- SOURCE MATERIAL -
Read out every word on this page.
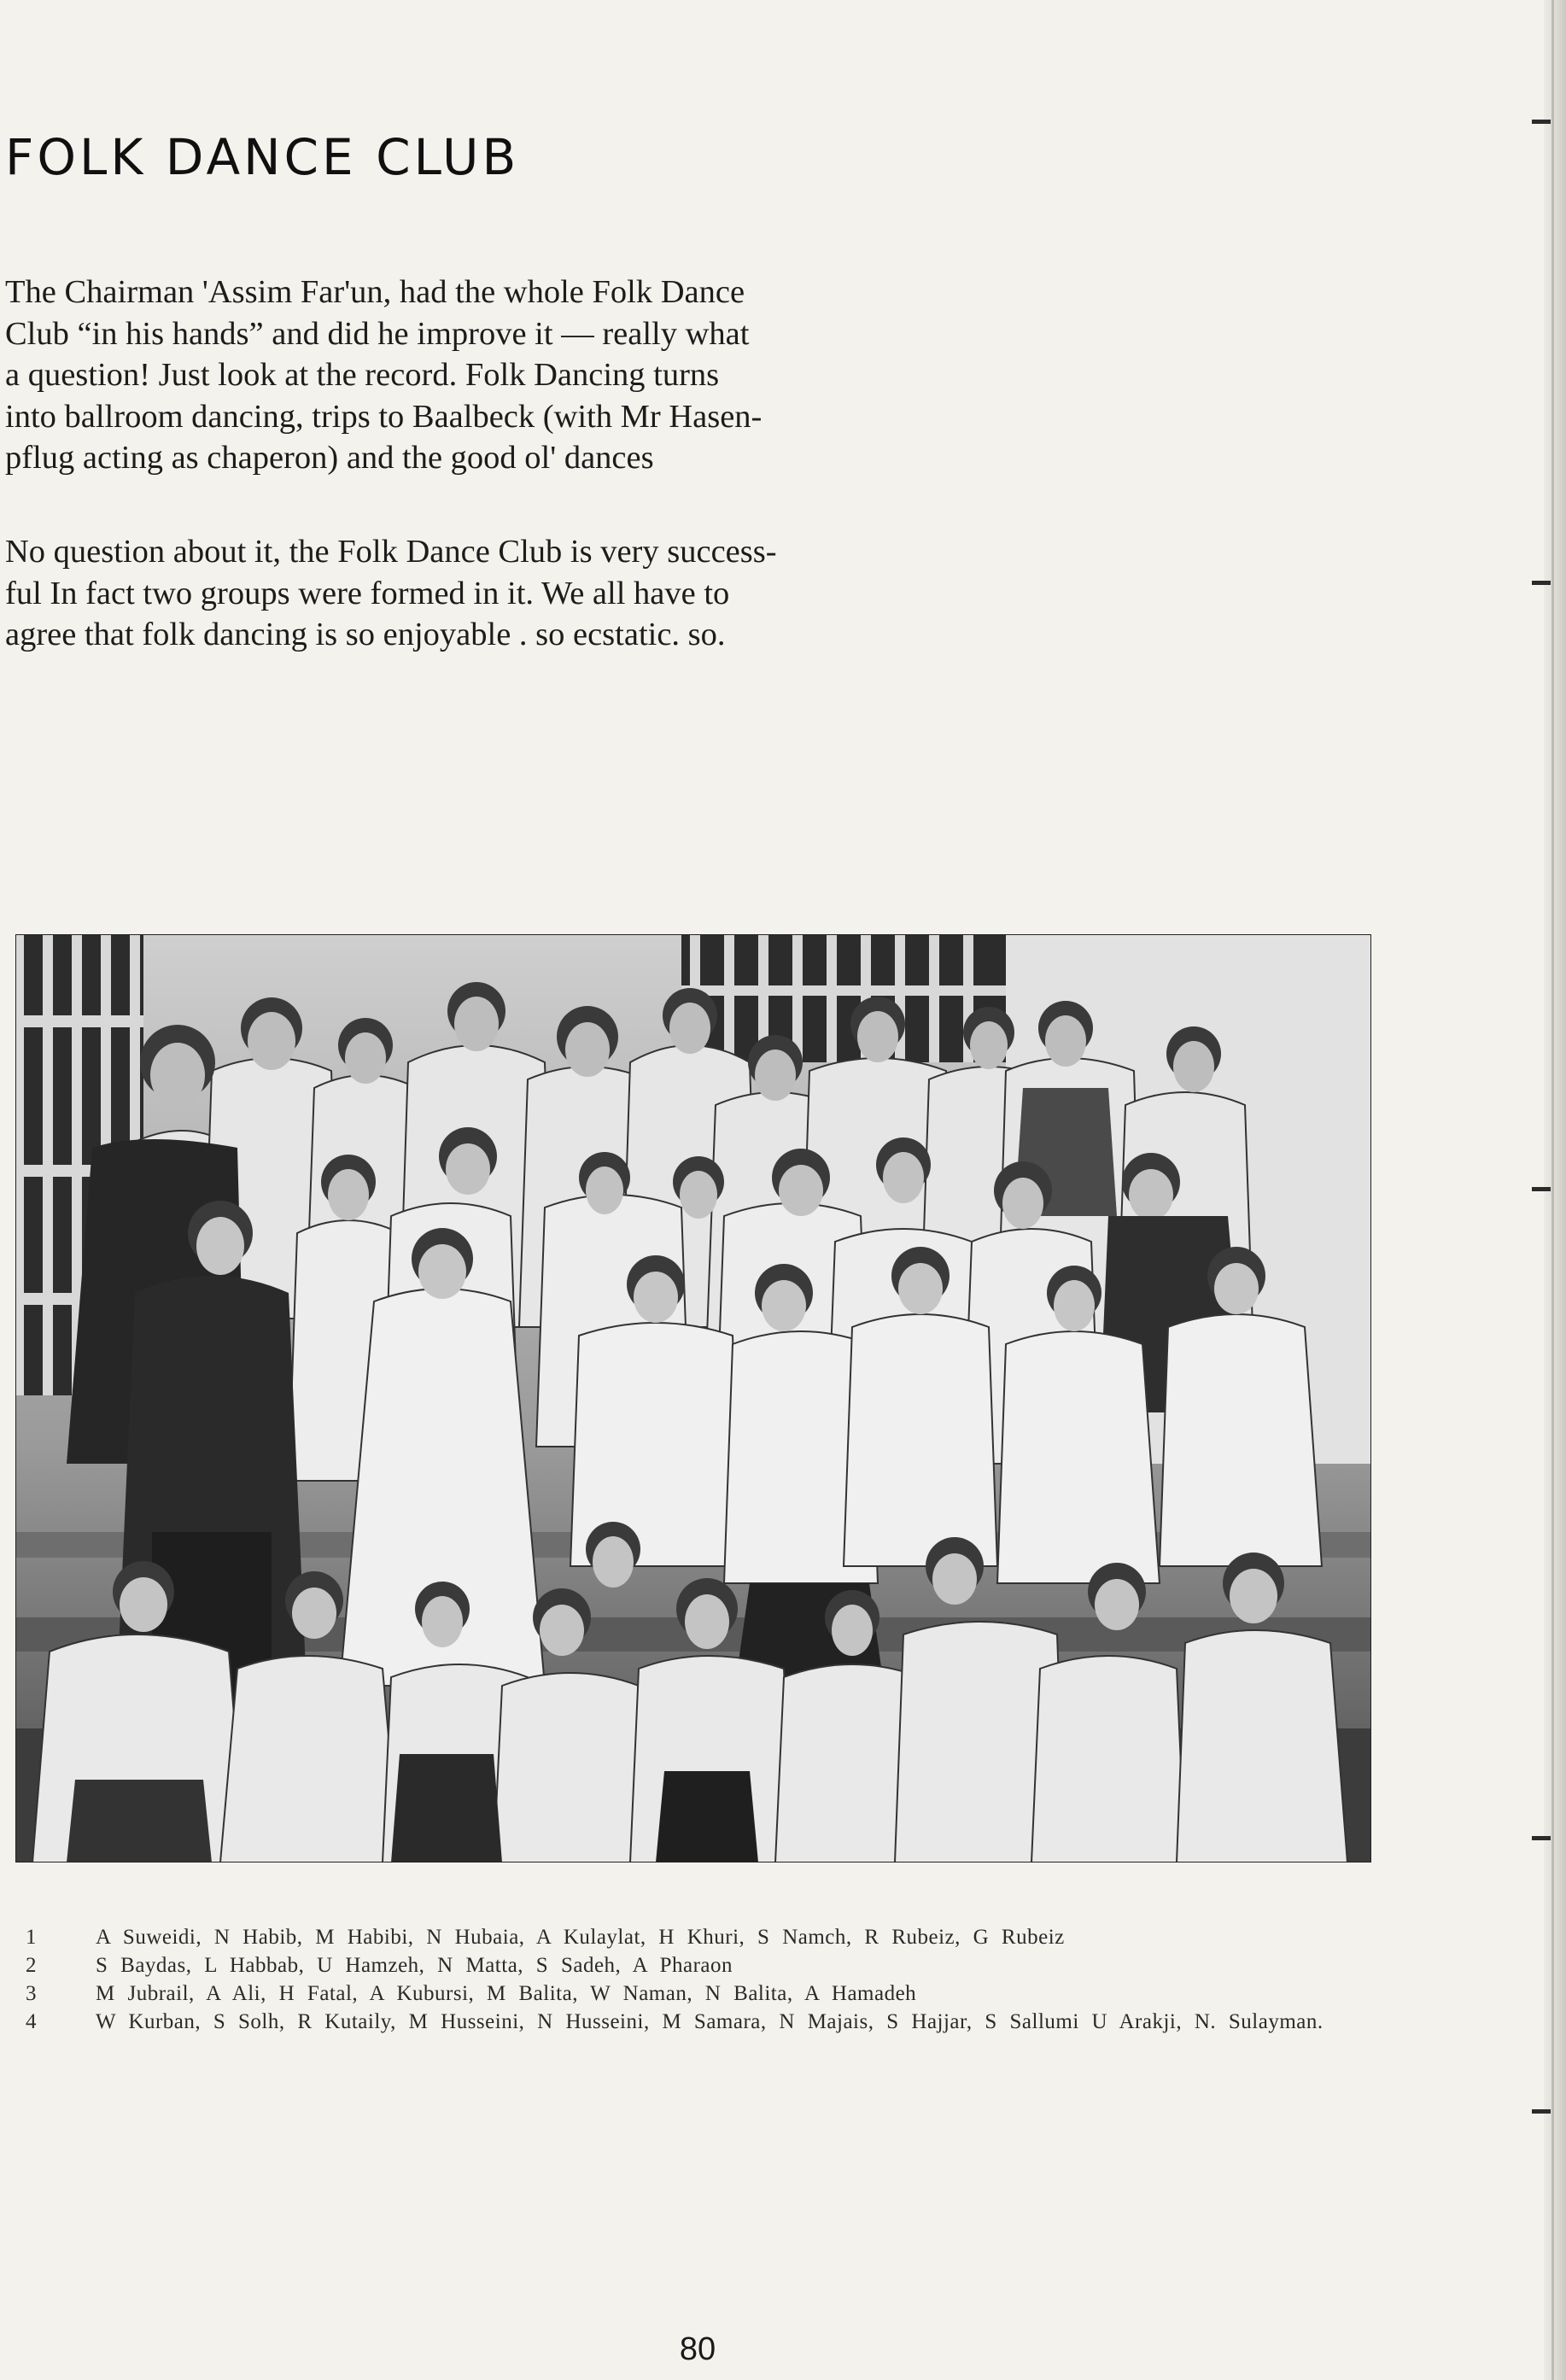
FOLK DANCE CLUB

The Chairman 'Assim Far'un, had the whole Folk Dance
Club “in his hands” and did he improve it — really what
a question! Just look at the record. Folk Dancing turns
into ballroom dancing, trips to Baalbeck (with Mr Hasen-
pflug acting as chaperon) and the good ol' dances

No question about it, the Folk Dance Club is very success-
ful In fact two groups were formed in it. We all have to
agree that folk dancing is so enjoyable . so ecstatic. so.

1	A Suweidi, N Habib, M Habibi, N Hubaia, A Kulaylat, H Khuri, S Namch, R Rubeiz, G Rubeiz
2	S Baydas, L Habbab, U Hamzeh, N Matta, S Sadeh, A Pharaon
3	M Jubrail, A Ali, H Fatal, A Kubursi, M Balita, W Naman, N Balita, A Hamadeh
4	W Kurban, S Solh, R Kutaily, M Husseini, N Husseini, M Samara, N Majais, S Hajjar, S Sallumi U Arakji, N. Sulayman.
80
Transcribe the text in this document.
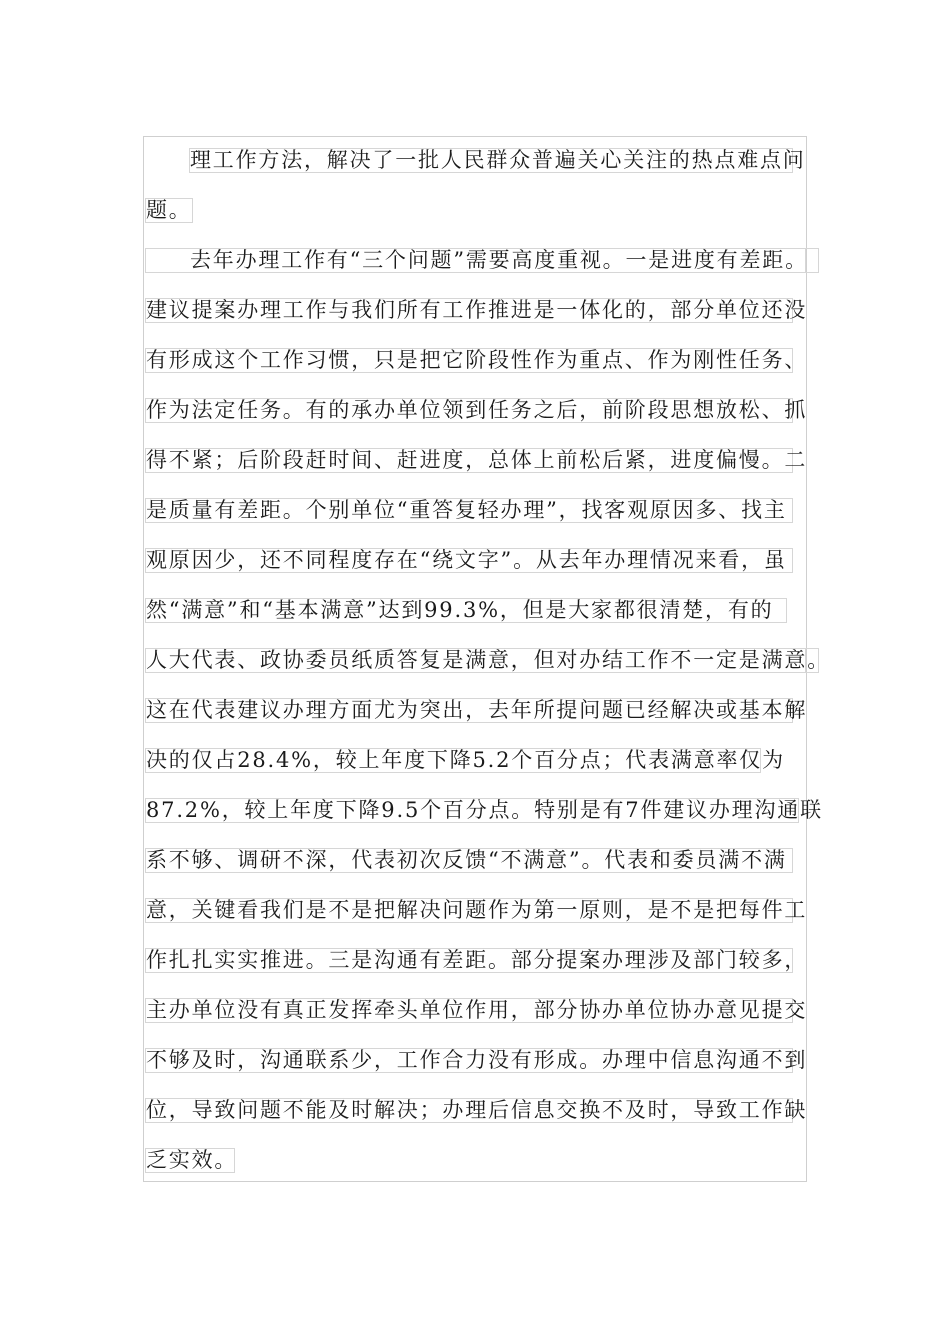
理工作方法，解决了一批人民群众普遍关心关注的热点难点问
题。
去年办理工作有“三个问题”需要高度重视。一是进度有差距。
建议提案办理工作与我们所有工作推进是一体化的，部分单位还没
有形成这个工作习惯，只是把它阶段性作为重点、作为刚性任务、
作为法定任务。有的承办单位领到任务之后，前阶段思想放松、抓
得不紧；后阶段赶时间、赶进度，总体上前松后紧，进度偏慢。二
是质量有差距。个别单位“重答复轻办理”，找客观原因多、找主
观原因少，还不同程度存在“绕文字”。从去年办理情况来看，虽
然“满意”和“基本满意”达到99.3%，但是大家都很清楚，有的
人大代表、政协委员纸质答复是满意，但对办结工作不一定是满意。
这在代表建议办理方面尤为突出，去年所提问题已经解决或基本解
决的仅占28.4%，较上年度下降5.2个百分点；代表满意率仅为
87.2%，较上年度下降9.5个百分点。特别是有7件建议办理沟通联
系不够、调研不深，代表初次反馈“不满意”。代表和委员满不满
意，关键看我们是不是把解决问题作为第一原则，是不是把每件工
作扎扎实实推进。三是沟通有差距。部分提案办理涉及部门较多，
主办单位没有真正发挥牵头单位作用，部分协办单位协办意见提交
不够及时，沟通联系少，工作合力没有形成。办理中信息沟通不到
位，导致问题不能及时解决；办理后信息交换不及时，导致工作缺
乏实效。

- WHAT TO DO -
Without the images, write out each line of the data verbatim.

- THE RESULT -
Read out every word on this page.
FOLK DANCE CLUB

The Chairman 'Assim Far'un, had the whole Folk Dance
Club “in his hands” and did he improve it — really what
a question! Just look at the record. Folk Dancing turns
into ballroom dancing, trips to Baalbeck (with Mr Hasen-
pflug acting as chaperon) and the good ol' dances

No question about it, the Folk Dance Club is very success-
ful In fact two groups were formed in it. We all have to
agree that folk dancing is so enjoyable . so ecstatic. so.

1	A Suweidi, N Habib, M Habibi, N Hubaia, A Kulaylat, H Khuri, S Namch, R Rubeiz, G Rubeiz
2	S Baydas, L Habbab, U Hamzeh, N Matta, S Sadeh, A Pharaon
3	M Jubrail, A Ali, H Fatal, A Kubursi, M Balita, W Naman, N Balita, A Hamadeh
4	W Kurban, S Solh, R Kutaily, M Husseini, N Husseini, M Samara, N Majais, S Hajjar, S Sallumi U Arakji, N. Sulayman.
80
Transcribe the text in this document.
理工作方法，解决了一批人民群众普遍关心关注的热点难点问
题。
去年办理工作有“三个问题”需要高度重视。一是进度有差距。
建议提案办理工作与我们所有工作推进是一体化的，部分单位还没
有形成这个工作习惯，只是把它阶段性作为重点、作为刚性任务、
作为法定任务。有的承办单位领到任务之后，前阶段思想放松、抓
得不紧；后阶段赶时间、赶进度，总体上前松后紧，进度偏慢。二
是质量有差距。个别单位“重答复轻办理”，找客观原因多、找主
观原因少，还不同程度存在“绕文字”。从去年办理情况来看，虽
然“满意”和“基本满意”达到99.3%，但是大家都很清楚，有的
人大代表、政协委员纸质答复是满意，但对办结工作不一定是满意。
这在代表建议办理方面尤为突出，去年所提问题已经解决或基本解
决的仅占28.4%，较上年度下降5.2个百分点；代表满意率仅为
87.2%，较上年度下降9.5个百分点。特别是有7件建议办理沟通联
系不够、调研不深，代表初次反馈“不满意”。代表和委员满不满
意，关键看我们是不是把解决问题作为第一原则，是不是把每件工
作扎扎实实推进。三是沟通有差距。部分提案办理涉及部门较多，
主办单位没有真正发挥牵头单位作用，部分协办单位协办意见提交
不够及时，沟通联系少，工作合力没有形成。办理中信息沟通不到
位，导致问题不能及时解决；办理后信息交换不及时，导致工作缺
乏实效。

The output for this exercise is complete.